--- start of EXTRACTED MATERIAL ---
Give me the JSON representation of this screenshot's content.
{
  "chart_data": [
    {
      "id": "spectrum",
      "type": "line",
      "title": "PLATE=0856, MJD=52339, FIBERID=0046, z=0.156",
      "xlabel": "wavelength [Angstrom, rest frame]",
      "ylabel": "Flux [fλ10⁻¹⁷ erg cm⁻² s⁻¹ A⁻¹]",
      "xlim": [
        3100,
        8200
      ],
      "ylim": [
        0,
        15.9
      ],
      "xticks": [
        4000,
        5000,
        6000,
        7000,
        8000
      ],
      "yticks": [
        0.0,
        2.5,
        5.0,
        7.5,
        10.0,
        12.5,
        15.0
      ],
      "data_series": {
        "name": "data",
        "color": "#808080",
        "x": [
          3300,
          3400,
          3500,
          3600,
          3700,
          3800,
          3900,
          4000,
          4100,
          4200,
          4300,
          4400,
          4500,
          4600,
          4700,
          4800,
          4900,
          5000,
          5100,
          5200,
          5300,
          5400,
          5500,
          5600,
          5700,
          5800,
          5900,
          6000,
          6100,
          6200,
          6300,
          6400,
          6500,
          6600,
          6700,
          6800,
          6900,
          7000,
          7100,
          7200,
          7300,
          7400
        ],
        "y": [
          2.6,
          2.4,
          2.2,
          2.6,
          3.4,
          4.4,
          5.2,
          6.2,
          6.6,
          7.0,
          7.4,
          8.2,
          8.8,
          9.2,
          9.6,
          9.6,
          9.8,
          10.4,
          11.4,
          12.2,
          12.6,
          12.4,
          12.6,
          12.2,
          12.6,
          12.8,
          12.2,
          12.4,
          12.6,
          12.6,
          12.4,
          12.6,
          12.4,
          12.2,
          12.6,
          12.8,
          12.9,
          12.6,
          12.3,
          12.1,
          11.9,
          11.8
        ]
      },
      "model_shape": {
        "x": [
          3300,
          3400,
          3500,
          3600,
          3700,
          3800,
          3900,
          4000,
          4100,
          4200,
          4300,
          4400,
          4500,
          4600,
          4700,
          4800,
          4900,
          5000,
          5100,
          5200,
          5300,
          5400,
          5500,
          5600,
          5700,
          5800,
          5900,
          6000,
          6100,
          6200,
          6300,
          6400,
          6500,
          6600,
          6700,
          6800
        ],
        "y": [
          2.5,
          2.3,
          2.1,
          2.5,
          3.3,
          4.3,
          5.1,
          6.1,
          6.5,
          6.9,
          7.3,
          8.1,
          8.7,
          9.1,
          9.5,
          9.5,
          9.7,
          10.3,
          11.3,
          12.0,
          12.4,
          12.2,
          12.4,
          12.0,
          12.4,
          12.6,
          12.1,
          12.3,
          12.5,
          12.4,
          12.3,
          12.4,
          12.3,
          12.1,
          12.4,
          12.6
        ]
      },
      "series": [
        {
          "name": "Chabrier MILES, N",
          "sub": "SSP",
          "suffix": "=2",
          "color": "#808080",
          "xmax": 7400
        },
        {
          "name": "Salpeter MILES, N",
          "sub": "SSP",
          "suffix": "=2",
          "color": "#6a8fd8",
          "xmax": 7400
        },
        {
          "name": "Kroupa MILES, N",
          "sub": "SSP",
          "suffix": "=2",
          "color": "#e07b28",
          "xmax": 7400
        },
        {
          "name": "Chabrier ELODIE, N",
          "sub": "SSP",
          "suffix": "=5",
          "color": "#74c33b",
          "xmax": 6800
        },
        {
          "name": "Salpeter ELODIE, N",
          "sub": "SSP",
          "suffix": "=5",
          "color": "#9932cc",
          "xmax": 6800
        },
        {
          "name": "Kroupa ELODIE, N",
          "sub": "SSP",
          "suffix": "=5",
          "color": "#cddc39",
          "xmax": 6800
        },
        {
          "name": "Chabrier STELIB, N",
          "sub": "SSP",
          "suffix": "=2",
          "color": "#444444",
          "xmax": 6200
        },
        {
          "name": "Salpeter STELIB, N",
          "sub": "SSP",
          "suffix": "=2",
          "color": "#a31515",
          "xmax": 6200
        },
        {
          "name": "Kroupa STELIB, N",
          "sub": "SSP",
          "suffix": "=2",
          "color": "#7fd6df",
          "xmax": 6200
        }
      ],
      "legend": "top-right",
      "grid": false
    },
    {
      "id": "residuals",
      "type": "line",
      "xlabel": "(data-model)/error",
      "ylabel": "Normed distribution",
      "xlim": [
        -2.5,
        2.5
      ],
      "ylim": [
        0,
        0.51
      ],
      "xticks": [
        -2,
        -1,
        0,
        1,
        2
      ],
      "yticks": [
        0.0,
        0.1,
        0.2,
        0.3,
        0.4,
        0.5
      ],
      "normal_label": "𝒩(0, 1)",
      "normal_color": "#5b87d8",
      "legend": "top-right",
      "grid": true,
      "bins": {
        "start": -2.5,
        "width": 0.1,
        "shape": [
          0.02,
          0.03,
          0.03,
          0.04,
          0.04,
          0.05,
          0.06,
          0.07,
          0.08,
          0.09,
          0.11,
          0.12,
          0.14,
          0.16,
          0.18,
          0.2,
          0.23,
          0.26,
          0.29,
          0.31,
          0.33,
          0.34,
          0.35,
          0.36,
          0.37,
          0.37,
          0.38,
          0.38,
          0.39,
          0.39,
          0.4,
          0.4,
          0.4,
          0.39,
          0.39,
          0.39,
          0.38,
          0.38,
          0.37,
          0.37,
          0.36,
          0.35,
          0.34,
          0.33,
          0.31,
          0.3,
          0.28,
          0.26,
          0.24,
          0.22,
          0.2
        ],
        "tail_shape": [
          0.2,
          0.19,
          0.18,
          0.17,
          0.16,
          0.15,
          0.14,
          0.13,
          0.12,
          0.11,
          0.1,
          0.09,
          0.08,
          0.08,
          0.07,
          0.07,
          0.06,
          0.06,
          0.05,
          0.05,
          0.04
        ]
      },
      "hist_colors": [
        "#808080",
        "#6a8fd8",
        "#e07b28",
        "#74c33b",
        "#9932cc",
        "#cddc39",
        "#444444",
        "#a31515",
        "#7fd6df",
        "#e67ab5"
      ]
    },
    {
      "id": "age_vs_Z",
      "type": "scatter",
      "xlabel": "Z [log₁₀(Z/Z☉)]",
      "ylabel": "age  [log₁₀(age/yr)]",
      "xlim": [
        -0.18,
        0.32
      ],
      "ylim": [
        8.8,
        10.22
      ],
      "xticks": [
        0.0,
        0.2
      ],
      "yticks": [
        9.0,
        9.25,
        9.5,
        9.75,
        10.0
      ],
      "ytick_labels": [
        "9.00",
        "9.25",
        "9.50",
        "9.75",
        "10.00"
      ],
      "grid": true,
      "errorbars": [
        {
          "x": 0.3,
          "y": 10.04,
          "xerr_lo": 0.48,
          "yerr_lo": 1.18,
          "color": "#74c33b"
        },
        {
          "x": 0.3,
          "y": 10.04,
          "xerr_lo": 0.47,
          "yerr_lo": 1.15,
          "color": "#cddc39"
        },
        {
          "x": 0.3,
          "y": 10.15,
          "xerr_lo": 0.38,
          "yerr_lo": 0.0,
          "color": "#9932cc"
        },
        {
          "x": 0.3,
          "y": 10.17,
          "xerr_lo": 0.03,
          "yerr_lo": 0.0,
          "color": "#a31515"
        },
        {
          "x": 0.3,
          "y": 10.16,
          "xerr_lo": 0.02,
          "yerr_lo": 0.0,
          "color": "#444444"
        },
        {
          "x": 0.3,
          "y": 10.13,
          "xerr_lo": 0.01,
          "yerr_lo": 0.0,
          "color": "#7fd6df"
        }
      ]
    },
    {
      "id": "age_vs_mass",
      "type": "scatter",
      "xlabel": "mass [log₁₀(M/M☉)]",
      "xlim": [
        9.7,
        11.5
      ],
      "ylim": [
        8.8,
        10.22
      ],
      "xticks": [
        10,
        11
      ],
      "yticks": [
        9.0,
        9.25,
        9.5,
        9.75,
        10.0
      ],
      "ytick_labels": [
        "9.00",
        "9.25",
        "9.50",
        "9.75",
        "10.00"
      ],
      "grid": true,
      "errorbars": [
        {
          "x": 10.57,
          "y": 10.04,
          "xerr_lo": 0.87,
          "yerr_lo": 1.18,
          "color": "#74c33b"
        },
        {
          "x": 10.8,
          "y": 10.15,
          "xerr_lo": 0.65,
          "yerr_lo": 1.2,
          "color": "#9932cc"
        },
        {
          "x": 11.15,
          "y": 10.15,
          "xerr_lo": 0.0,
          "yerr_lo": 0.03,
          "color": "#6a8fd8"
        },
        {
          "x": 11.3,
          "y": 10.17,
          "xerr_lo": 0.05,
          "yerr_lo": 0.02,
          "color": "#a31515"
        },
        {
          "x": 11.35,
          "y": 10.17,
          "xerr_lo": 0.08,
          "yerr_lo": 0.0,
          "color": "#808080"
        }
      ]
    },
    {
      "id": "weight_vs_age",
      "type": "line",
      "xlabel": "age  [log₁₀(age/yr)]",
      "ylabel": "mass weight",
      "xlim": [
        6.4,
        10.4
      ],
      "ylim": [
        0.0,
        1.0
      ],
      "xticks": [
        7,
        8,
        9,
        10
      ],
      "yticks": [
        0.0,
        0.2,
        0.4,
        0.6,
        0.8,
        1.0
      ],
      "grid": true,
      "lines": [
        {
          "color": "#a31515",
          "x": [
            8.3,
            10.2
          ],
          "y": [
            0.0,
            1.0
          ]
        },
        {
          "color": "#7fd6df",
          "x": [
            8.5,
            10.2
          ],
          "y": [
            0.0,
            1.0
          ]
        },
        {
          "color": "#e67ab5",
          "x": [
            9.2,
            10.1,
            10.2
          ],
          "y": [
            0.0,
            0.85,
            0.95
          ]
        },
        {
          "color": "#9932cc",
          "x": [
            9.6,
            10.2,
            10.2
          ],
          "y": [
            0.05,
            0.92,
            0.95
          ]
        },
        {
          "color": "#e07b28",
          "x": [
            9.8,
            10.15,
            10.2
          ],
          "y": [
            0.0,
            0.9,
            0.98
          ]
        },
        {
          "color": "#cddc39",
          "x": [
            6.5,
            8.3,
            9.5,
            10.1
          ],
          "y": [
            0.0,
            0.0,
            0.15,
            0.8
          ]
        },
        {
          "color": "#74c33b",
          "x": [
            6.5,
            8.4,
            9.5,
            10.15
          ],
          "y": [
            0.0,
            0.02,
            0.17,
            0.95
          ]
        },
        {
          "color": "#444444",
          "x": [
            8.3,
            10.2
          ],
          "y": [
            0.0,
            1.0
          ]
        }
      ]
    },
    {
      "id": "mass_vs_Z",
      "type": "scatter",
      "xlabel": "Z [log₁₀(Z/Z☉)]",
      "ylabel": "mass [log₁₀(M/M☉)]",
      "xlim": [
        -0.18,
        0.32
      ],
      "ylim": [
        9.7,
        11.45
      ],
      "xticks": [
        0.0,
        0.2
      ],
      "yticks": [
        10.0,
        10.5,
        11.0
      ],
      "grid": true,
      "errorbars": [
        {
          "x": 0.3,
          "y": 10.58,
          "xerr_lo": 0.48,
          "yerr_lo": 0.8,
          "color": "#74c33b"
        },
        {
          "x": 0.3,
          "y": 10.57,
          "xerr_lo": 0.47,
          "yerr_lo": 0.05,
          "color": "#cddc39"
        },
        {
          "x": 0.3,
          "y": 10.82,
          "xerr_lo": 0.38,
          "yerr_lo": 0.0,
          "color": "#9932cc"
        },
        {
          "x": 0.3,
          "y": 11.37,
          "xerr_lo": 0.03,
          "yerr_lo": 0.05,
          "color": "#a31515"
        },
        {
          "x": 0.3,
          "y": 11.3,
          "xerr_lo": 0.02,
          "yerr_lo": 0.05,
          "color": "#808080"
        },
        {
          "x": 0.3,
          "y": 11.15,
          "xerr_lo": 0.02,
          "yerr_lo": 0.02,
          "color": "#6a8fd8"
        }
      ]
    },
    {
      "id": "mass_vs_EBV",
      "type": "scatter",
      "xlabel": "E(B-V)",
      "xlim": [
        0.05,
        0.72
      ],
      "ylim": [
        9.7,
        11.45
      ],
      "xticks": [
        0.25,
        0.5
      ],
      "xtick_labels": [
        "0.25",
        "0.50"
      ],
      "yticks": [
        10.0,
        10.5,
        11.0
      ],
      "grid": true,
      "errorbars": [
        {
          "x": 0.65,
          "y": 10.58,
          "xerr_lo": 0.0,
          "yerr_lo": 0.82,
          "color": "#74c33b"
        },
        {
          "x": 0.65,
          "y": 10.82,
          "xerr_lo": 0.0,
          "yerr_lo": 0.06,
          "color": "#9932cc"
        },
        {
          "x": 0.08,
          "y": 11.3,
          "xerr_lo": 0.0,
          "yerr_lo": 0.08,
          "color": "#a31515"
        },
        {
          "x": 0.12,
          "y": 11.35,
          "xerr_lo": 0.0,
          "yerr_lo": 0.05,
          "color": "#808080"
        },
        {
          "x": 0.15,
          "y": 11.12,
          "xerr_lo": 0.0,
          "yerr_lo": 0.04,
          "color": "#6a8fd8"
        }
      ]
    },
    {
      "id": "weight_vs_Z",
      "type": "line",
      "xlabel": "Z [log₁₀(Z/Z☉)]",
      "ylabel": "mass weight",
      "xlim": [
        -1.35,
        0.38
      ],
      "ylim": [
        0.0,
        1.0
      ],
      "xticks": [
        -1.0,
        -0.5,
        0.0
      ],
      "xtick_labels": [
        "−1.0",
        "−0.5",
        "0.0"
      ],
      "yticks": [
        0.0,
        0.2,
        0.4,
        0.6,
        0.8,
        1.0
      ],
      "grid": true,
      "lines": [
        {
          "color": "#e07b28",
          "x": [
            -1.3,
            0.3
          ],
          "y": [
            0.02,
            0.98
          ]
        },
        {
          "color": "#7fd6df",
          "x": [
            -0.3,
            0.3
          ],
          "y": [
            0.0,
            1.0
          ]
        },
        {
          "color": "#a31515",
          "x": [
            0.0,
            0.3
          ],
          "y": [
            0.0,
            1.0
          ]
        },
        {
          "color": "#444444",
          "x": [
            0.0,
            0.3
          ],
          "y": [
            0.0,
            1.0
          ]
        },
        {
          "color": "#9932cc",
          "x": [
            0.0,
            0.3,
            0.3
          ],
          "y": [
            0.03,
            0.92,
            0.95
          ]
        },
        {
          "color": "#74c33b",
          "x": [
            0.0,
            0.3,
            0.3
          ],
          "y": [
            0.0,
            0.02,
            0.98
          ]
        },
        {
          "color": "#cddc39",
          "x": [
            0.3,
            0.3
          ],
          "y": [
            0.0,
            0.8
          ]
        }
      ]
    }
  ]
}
--- end of EXTRACTED MATERIAL ---
▸ EXERCISE PROMPT
Find all lines holding the string "name" and copy them.

▸ FINISHED ANSWER
        "name": "data",
          "name": "Chabrier MILES, N",
          "name": "Salpeter MILES, N",
          "name": "Kroupa MILES, N",
          "name": "Chabrier ELODIE, N",
          "name": "Salpeter ELODIE, N",
          "name": "Kroupa ELODIE, N",
          "name": "Chabrier STELIB, N",
          "name": "Salpeter STELIB, N",
          "name": "Kroupa STELIB, N",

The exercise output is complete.